**Problem requirements**
Lines containing the string "EXTRANJERA" are to be counted; report the total by itself.

[begin Information given]

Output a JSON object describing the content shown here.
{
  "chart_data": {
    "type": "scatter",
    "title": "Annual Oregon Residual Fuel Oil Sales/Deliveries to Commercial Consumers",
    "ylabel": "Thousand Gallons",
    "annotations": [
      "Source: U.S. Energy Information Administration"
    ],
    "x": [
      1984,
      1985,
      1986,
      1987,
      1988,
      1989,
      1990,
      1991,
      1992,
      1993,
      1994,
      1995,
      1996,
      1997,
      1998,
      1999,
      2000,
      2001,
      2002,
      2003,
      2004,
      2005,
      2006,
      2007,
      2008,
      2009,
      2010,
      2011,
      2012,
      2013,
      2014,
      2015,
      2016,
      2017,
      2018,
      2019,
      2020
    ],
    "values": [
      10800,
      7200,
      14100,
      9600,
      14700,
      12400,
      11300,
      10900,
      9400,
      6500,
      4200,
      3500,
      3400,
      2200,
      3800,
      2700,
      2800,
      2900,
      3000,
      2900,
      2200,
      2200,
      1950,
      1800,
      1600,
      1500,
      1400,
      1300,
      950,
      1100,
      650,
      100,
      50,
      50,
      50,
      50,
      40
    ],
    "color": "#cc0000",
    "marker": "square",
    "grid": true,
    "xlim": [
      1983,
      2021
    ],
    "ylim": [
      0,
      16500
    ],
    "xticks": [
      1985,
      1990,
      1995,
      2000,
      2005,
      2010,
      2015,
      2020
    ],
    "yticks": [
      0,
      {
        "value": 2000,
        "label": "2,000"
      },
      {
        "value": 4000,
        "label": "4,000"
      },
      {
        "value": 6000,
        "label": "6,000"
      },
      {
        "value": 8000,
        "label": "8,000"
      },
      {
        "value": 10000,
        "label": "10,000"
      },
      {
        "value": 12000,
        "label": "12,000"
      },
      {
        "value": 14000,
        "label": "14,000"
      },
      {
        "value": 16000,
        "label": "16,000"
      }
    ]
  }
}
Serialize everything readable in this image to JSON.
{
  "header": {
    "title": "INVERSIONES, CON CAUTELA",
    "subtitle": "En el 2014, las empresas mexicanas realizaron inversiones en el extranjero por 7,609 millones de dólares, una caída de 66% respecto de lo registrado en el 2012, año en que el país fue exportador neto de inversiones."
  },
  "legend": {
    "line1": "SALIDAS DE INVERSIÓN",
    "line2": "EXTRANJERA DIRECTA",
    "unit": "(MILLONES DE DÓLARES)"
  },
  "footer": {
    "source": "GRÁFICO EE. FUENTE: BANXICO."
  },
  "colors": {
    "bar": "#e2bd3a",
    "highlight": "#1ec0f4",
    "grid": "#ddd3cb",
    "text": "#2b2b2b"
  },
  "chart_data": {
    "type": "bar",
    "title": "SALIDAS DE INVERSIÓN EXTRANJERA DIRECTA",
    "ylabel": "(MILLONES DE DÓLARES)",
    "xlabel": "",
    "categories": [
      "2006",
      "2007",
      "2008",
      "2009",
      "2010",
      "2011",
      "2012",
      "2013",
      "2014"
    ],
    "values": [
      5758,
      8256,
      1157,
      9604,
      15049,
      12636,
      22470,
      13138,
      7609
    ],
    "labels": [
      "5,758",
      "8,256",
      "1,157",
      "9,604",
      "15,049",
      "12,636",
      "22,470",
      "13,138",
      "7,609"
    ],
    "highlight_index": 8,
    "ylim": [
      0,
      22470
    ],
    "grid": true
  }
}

[end Information given]

**The answer**
2